• TEXT BLOCK:
*** Begin section ***

Blot: Files become a blog, which is the whole idea
Blot is the closest conceptual cousin to FolderPress. Drop files into a Dropbox, Google Drive, or Git folder. They become blog posts. No dashboard, no editor, no publish button. It’s $6/month per site.
Blot accepts multiple file formats: Markdown, Word documents, plain text, images. If you drop a JPEG into the folder, it becomes a photo post. If you drop a Word document, it becomes a blog post formatted as you’d expect. That format flexibility is something no other platform here matches.
The theme system is more capable than most minimal platforms. There are existing themes, and if you’re comfortable with HTML and CSS, you can build custom layouts. Blot is minimal in its publishing workflow but not minimal in what it can produce.
Where Blot gets complicated: the setup takes some attention. Connecting your sync folder, picking a theme, understanding how Blot interprets different file types — it’s not hard, but it’s not as instant as Bear or Mataroa. The documentation is good but assumes some comfort with the concept of file-based publishing.
Blot is for: writers who want file-based publishing without being limited to Markdown, or who want more design control than Bear allows.
FolderPress: Narrower than all of them
FolderPress is the tool I built because nothing else did exactly what I wanted. It’s worth being direct about what that means: it’s the most constrained option on this list.

*** End section ***

• INFORMATION SUPPLIED:
*** Begin section ***

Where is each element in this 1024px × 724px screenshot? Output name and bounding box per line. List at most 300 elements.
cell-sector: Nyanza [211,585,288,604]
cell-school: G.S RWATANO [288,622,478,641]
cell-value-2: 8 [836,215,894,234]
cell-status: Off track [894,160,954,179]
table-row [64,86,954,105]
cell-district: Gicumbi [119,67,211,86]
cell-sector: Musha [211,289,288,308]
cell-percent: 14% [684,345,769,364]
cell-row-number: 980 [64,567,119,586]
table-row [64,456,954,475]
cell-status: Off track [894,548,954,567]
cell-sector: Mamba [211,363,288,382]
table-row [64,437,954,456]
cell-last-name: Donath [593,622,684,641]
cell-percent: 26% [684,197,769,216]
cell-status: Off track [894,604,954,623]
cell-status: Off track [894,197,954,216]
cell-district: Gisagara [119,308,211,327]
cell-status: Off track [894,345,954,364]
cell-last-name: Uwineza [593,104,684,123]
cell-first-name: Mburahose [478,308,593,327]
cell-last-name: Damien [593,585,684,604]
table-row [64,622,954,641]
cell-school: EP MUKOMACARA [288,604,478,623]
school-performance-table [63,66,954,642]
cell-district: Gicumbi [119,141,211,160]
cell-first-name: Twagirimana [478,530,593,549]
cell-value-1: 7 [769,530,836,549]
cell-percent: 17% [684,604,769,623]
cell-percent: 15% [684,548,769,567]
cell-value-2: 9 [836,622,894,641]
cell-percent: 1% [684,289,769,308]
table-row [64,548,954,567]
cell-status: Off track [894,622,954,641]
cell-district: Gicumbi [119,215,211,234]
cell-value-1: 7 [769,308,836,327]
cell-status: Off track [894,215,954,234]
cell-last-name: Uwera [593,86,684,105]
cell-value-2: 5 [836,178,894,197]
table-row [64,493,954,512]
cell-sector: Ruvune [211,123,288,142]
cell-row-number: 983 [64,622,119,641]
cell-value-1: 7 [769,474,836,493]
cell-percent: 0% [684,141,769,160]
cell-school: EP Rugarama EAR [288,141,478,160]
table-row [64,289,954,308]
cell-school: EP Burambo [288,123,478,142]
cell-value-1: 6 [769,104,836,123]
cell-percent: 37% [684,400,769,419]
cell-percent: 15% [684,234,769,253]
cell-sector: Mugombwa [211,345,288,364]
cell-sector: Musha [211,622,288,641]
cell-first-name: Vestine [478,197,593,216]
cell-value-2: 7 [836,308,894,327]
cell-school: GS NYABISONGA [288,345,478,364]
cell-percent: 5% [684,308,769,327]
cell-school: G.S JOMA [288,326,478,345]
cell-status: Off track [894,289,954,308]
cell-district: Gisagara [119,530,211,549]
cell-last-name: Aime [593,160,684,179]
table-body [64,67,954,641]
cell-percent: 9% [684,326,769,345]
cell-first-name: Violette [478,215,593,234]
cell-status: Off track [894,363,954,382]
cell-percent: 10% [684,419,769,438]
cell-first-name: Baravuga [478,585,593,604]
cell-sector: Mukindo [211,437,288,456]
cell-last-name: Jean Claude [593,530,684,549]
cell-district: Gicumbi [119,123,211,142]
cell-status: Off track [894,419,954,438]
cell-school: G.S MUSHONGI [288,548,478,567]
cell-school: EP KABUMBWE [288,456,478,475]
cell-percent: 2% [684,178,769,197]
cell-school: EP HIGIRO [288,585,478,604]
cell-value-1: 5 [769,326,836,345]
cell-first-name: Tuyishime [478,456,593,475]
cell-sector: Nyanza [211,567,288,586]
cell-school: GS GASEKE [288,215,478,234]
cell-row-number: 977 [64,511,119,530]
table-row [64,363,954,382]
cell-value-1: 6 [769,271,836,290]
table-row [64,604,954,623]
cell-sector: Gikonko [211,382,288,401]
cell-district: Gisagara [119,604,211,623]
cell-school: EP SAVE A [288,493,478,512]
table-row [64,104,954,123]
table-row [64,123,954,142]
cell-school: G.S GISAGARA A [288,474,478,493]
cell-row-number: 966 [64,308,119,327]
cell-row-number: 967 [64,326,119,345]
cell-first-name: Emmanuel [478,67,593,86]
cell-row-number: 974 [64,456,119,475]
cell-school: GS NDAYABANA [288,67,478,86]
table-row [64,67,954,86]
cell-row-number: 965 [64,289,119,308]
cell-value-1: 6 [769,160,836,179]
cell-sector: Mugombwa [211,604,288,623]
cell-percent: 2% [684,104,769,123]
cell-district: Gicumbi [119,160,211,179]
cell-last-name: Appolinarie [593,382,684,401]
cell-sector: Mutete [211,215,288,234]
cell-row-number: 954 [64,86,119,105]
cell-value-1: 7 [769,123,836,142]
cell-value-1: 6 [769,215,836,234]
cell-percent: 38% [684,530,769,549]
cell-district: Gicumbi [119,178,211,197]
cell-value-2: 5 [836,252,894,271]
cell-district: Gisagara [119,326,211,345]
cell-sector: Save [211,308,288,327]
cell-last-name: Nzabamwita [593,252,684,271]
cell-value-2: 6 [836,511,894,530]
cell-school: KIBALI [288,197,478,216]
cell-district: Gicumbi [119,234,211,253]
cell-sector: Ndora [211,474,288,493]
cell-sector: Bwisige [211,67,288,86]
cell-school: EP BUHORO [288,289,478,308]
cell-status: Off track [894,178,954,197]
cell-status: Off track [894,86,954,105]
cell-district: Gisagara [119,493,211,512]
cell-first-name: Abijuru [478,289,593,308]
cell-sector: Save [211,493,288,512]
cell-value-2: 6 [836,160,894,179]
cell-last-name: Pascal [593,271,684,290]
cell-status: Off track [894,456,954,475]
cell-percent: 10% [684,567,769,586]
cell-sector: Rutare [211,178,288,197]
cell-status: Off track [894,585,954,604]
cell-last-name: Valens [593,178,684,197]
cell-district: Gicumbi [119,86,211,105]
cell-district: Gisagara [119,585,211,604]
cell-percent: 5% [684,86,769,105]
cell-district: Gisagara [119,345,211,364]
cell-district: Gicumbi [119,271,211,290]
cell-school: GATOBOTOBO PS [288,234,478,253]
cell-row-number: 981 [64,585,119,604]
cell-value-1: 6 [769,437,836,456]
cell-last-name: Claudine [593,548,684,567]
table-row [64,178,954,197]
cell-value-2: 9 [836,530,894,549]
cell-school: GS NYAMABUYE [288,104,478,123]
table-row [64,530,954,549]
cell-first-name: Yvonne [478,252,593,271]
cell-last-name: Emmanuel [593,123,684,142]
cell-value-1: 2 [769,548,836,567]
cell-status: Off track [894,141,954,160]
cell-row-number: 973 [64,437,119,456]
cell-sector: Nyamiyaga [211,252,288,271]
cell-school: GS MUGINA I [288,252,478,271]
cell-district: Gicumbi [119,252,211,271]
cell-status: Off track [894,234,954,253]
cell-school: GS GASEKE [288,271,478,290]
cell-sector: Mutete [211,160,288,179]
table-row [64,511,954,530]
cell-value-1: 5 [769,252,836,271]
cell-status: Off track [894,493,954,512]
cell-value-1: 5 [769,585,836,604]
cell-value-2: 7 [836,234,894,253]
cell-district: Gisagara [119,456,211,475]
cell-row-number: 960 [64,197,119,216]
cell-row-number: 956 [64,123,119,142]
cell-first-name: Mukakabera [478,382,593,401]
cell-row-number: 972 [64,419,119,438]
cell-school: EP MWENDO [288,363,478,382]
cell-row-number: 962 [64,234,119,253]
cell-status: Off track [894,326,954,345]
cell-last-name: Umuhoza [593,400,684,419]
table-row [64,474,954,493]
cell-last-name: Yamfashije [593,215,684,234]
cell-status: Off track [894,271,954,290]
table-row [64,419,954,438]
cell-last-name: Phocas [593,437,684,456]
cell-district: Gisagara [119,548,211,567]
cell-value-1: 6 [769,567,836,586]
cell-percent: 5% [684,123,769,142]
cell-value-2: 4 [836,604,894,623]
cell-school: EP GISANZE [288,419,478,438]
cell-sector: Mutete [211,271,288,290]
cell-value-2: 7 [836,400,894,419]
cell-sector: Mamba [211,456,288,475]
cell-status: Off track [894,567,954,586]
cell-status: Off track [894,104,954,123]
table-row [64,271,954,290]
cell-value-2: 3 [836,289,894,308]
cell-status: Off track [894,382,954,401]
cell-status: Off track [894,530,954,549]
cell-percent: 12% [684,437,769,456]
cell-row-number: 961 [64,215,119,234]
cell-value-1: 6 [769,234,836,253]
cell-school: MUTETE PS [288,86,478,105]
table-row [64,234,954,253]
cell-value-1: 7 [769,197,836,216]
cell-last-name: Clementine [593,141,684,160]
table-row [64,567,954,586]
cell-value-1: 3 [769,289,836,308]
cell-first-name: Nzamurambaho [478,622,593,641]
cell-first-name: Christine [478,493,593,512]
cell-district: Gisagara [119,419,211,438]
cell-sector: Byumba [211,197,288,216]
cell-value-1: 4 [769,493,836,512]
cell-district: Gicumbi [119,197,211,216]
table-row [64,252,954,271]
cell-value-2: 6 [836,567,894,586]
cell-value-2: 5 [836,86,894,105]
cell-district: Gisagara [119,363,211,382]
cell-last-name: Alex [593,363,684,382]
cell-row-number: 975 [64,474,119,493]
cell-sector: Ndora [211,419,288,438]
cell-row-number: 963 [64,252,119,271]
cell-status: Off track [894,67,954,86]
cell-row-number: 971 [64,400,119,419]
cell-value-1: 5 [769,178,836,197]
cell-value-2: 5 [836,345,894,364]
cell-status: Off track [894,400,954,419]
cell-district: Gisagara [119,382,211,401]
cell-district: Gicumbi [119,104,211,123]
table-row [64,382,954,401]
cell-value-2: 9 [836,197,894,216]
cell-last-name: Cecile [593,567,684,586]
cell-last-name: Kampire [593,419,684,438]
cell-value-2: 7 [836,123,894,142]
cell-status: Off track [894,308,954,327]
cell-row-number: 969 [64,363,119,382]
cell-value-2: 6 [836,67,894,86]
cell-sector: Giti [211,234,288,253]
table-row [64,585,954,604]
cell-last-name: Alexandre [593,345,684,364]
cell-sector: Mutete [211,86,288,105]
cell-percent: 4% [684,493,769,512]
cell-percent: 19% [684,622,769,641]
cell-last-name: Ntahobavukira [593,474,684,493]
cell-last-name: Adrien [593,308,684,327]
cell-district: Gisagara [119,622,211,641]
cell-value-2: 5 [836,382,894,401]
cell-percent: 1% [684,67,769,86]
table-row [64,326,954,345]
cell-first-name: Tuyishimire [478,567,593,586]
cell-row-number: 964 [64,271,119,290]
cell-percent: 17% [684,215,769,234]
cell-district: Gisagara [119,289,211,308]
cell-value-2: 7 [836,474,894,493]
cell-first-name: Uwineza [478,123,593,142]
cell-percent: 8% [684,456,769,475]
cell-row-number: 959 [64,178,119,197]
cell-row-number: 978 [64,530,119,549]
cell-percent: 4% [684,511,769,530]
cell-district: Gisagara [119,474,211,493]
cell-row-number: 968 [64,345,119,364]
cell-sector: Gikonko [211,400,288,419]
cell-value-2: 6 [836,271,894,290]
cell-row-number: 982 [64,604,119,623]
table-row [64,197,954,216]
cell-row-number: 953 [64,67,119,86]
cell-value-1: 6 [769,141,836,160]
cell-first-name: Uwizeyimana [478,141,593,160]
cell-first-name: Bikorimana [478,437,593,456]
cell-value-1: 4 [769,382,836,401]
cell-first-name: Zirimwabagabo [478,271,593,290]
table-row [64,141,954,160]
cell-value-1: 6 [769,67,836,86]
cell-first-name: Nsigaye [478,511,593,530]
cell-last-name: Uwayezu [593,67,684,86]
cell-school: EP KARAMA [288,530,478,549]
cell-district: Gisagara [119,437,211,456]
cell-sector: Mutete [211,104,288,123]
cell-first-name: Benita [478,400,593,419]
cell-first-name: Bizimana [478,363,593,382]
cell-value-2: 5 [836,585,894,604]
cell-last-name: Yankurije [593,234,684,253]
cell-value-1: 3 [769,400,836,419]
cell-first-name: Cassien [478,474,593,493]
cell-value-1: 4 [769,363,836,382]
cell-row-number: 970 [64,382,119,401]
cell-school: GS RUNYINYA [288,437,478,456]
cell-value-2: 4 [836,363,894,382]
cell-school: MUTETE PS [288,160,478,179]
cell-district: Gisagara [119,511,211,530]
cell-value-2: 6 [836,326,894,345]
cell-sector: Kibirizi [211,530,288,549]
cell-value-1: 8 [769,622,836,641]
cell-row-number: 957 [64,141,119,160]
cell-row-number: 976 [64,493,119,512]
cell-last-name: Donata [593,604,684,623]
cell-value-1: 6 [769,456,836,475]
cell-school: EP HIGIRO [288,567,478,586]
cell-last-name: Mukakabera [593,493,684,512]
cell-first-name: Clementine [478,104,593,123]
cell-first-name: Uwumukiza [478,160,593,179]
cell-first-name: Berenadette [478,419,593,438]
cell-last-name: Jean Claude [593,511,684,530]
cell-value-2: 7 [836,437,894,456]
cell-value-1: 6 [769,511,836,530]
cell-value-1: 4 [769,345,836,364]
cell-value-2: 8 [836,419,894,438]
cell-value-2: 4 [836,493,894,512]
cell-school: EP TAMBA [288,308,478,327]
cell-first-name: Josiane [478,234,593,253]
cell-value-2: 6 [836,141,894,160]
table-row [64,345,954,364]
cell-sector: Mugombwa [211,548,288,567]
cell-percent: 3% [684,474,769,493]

*** End section ***

• YOUR INSTRUCTIONS:
In the text about Blot, retype the passage starting with "Blot accepts multiple" and going on through "of file-based publishing.".

• YOUR RESPONSE:
Blot accepts multiple file formats: Markdown, Word documents, plain text, images. If you drop a JPEG into the folder, it becomes a photo post. If you drop a Word document, it becomes a blog post formatted as you’d expect. That format flexibility is something no other platform here matches.
The theme system is more capable than most minimal platforms. There are existing themes, and if you’re comfortable with HTML and CSS, you can build custom layouts. Blot is minimal in its publishing workflow but not minimal in what it can produce.
Where Blot gets complicated: the setup takes some attention. Connecting your sync folder, picking a theme, understanding how Blot interprets different file types — it’s not hard, but it’s not as instant as Bear or Mataroa. The documentation is good but assumes some comfort with the concept of file-based publishing.